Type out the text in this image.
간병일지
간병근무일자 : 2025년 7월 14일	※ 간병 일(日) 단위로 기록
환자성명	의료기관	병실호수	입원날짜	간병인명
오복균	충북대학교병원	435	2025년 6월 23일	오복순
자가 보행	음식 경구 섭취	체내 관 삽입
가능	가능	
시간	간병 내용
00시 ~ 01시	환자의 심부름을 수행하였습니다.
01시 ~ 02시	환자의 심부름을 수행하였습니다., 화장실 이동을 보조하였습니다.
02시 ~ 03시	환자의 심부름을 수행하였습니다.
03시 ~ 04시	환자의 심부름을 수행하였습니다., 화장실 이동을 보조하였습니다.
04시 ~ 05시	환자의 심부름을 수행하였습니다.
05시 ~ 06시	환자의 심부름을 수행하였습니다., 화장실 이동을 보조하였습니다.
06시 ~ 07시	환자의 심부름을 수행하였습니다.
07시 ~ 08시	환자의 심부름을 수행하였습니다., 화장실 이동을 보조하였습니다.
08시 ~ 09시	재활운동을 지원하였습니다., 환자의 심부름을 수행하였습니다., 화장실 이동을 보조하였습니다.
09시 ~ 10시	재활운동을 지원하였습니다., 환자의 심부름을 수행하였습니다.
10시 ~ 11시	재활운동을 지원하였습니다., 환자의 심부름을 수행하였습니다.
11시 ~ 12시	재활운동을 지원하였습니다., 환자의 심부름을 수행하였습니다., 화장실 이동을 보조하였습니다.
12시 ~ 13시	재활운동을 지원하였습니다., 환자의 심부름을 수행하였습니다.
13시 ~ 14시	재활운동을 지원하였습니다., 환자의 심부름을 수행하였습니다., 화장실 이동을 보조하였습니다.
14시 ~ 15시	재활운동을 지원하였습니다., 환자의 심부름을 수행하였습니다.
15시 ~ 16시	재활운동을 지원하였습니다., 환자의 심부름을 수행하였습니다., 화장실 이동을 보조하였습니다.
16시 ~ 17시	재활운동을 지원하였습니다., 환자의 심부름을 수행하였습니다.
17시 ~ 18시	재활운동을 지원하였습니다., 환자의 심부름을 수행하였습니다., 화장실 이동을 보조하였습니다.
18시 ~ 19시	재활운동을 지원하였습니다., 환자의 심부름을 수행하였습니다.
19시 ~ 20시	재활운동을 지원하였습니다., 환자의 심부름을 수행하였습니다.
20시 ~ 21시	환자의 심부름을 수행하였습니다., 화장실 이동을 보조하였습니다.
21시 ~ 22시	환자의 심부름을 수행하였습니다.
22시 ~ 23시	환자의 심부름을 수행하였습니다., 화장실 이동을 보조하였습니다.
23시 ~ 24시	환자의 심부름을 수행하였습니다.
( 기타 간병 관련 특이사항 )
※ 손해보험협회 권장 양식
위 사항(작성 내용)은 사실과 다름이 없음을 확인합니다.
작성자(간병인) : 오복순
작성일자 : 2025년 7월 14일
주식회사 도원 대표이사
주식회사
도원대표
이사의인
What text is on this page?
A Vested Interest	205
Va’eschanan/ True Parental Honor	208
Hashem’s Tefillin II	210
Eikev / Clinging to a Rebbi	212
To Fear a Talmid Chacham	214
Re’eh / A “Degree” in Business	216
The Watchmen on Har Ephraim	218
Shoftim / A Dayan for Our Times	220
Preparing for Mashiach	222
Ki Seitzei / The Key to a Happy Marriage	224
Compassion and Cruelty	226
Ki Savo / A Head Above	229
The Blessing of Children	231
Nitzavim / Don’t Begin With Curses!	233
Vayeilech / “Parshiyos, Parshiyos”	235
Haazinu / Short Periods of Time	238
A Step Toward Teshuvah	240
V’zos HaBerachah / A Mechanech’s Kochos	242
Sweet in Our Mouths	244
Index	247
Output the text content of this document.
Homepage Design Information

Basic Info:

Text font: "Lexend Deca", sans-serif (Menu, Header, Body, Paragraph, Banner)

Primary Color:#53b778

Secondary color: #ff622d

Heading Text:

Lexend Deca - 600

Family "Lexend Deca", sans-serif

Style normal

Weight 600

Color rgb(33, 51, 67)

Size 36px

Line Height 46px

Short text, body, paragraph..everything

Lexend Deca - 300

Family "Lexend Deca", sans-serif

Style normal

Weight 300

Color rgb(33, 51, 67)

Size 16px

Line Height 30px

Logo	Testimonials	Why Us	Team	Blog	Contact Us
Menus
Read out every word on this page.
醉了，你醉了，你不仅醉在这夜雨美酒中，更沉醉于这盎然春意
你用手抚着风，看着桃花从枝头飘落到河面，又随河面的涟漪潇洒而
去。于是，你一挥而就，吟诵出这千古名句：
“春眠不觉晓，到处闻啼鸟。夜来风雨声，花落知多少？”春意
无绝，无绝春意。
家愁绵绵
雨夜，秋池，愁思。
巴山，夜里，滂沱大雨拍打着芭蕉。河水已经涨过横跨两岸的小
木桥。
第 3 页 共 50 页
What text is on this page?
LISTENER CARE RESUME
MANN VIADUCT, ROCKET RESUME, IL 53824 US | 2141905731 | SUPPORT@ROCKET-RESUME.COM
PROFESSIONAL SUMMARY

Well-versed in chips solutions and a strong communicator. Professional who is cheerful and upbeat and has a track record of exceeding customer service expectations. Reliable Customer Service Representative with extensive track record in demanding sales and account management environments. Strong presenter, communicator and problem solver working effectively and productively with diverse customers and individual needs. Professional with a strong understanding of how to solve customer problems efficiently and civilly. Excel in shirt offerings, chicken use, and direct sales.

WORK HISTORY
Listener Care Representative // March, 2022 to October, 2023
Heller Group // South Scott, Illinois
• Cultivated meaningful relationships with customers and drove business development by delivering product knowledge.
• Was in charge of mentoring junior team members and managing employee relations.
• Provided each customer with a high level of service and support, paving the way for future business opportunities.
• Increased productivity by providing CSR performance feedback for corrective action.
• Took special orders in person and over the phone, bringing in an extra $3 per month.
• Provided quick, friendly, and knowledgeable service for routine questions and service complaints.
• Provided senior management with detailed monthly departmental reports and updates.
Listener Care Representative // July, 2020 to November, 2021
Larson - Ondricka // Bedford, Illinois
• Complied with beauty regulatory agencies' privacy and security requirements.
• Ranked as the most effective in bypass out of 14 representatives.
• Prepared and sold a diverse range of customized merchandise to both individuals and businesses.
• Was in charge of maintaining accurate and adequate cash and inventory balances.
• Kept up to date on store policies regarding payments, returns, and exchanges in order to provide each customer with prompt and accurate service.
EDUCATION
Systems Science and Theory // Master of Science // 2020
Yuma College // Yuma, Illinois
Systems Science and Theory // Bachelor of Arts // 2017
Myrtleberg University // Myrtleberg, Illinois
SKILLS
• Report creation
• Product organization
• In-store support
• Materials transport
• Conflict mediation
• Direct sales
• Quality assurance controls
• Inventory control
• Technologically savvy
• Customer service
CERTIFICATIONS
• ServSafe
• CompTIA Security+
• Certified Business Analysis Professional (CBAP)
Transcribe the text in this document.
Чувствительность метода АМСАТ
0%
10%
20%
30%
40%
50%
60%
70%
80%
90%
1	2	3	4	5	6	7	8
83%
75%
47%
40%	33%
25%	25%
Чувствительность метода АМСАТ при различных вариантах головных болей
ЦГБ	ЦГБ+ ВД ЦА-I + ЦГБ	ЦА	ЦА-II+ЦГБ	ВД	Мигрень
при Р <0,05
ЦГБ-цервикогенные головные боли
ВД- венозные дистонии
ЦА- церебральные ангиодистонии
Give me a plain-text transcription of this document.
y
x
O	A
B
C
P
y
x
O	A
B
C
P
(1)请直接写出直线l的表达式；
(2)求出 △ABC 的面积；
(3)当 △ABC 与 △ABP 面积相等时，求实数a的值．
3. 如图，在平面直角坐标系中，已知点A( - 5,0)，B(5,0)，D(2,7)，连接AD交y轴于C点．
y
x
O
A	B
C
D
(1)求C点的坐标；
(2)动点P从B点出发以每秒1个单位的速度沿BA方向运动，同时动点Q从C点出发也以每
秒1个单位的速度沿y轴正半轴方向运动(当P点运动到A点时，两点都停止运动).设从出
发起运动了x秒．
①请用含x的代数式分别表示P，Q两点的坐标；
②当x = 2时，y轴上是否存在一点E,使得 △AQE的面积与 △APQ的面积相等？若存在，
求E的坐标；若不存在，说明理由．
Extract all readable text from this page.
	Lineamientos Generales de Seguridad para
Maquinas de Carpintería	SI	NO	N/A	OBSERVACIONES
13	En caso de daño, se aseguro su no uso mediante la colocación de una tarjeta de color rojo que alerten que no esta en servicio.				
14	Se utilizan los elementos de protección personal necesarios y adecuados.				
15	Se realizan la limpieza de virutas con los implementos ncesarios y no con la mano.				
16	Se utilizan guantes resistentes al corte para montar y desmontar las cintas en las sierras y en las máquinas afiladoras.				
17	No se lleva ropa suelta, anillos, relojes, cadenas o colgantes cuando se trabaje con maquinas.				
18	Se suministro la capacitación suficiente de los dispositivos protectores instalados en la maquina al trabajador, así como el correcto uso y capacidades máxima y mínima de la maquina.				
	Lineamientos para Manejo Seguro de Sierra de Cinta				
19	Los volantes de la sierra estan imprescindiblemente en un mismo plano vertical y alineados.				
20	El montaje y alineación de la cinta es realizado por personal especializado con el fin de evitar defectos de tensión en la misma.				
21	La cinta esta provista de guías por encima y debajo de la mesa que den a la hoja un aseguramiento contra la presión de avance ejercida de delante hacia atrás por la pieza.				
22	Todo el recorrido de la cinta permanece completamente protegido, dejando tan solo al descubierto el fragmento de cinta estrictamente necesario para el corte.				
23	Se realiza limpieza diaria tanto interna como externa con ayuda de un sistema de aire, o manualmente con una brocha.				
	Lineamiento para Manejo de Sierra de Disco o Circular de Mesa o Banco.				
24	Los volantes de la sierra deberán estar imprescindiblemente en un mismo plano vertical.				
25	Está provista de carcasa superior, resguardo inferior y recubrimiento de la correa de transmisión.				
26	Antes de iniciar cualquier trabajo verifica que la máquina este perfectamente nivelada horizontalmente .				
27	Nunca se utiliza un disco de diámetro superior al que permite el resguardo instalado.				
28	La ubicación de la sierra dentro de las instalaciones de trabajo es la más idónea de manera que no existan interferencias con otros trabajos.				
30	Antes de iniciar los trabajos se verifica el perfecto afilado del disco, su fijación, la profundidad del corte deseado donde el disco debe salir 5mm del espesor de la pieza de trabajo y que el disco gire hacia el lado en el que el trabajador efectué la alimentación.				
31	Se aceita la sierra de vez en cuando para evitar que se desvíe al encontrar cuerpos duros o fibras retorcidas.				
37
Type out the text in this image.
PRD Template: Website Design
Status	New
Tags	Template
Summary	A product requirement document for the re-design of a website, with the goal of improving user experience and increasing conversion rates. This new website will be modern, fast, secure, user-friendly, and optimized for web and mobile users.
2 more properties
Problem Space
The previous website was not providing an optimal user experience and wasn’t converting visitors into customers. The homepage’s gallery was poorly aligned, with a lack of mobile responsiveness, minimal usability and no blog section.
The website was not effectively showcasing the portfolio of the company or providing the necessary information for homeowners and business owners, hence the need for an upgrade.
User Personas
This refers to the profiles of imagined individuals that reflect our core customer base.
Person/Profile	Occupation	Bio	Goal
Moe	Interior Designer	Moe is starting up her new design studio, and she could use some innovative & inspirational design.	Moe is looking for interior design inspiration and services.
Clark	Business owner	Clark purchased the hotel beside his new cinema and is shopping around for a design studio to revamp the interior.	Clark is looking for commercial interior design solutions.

......

◆ EXERCISE:
Copy out all lines that carry the word "evitar".

◆ RESULT BELOW:
20	El montaje y alineación de la cinta es realizado por personal especializado con el fin de evitar defectos de tensión en la misma.				
31	Se aceita la sierra de vez en cuando para evitar que se desvíe al encontrar cuerpos duros o fibras retorcidas.				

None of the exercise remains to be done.